= Supplied material =
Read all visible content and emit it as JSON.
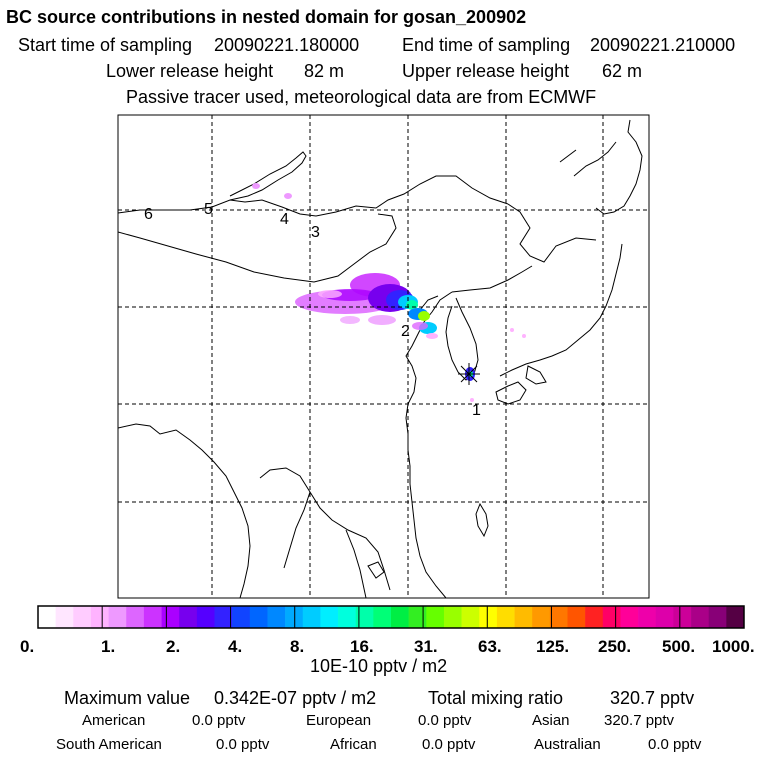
{
  "title": "BC  source contributions in nested domain for gosan_200902",
  "sampling": {
    "start_label": "Start time of sampling",
    "start_value": "20090221.180000",
    "end_label": "End time of sampling",
    "end_value": "20090221.210000"
  },
  "release": {
    "lower_label": "Lower release height",
    "lower_value": "82 m",
    "upper_label": "Upper release height",
    "upper_value": "62 m"
  },
  "note": "Passive tracer used, meteorological data are from ECMWF",
  "markers": [
    "1",
    "2",
    "3",
    "4",
    "5",
    "6"
  ],
  "colorbar": {
    "unit": "10E-10 pptv / m2",
    "labels": [
      "0.",
      "1.",
      "2.",
      "4.",
      "8.",
      "16.",
      "31.",
      "63.",
      "125.",
      "250.",
      "500.",
      "1000."
    ],
    "colors": [
      "#ffffff",
      "#ffe6ff",
      "#ffccff",
      "#ffb3ff",
      "#ee99ff",
      "#dd66ff",
      "#cc33ff",
      "#aa00ff",
      "#7700ee",
      "#5500ff",
      "#3322ff",
      "#1144ff",
      "#0066ff",
      "#0088ff",
      "#00aaff",
      "#00ccff",
      "#00eeff",
      "#00ffdd",
      "#00ffaa",
      "#00ff77",
      "#00ee44",
      "#33ee22",
      "#66ff00",
      "#99ff00",
      "#ccff00",
      "#ffff00",
      "#ffdd00",
      "#ffbb00",
      "#ff9900",
      "#ff7700",
      "#ff5500",
      "#ff2222",
      "#ff0066",
      "#ff0099",
      "#ee00aa",
      "#dd00aa",
      "#cc0099",
      "#aa0088",
      "#880077",
      "#550044"
    ]
  },
  "stats": {
    "max_label": "Maximum value",
    "max_value": "0.342E-07 pptv / m2",
    "total_label": "Total mixing ratio",
    "total_value": "320.7 pptv"
  },
  "regions": [
    {
      "name": "American",
      "value": "0.0 pptv"
    },
    {
      "name": "European",
      "value": "0.0 pptv"
    },
    {
      "name": "Asian",
      "value": "320.7 pptv"
    },
    {
      "name": "South American",
      "value": "0.0 pptv"
    },
    {
      "name": "African",
      "value": "0.0 pptv"
    },
    {
      "name": "Australian",
      "value": "0.0 pptv"
    }
  ]
}
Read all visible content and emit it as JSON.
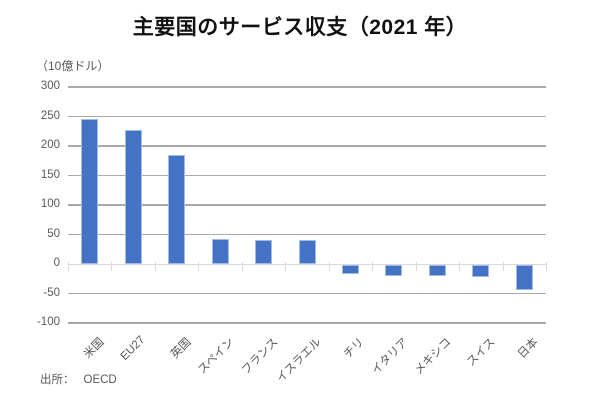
{
  "title": "主要国のサービス収支（2021 年）",
  "unit_label": "（10億ドル）",
  "source": {
    "label": "出所：",
    "value": "OECD"
  },
  "colors": {
    "bar_fill": "#4472C4",
    "bar_edge": "#A3BBE4",
    "gridline": "#A9A9A9",
    "zero_axis": "#D9D9D9",
    "label_text": "#595959",
    "title_text": "#111111"
  },
  "chart_data": {
    "type": "bar",
    "title": "主要国のサービス収支（2021 年）",
    "ylabel": "（10億ドル）",
    "xlabel": "",
    "categories": [
      "米国",
      "EU27",
      "英国",
      "スペイン",
      "フランス",
      "イスラエル",
      "チリ",
      "イタリア",
      "メキシコ",
      "スイス",
      "日本"
    ],
    "values": [
      245,
      227,
      185,
      43,
      41,
      40,
      -15,
      -18,
      -19,
      -21,
      -42
    ],
    "ylim": [
      -100,
      300
    ],
    "ytick_step": 50,
    "ytick_labels": [
      "300",
      "250",
      "200",
      "150",
      "100",
      "50",
      "0",
      "-50",
      "-100"
    ],
    "grid": true,
    "legend": false,
    "bar_color": "#4472C4",
    "source_annotation": "出所：OECD"
  }
}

= Exercise aim =
Gather up every line from the listing above in which the word "name" occurs.

= Solution to the exercise =
      "name": "American",
      "name": "European",
      "name": "Asian",
      "name": "South American",
      "name": "African",
      "name": "Australian",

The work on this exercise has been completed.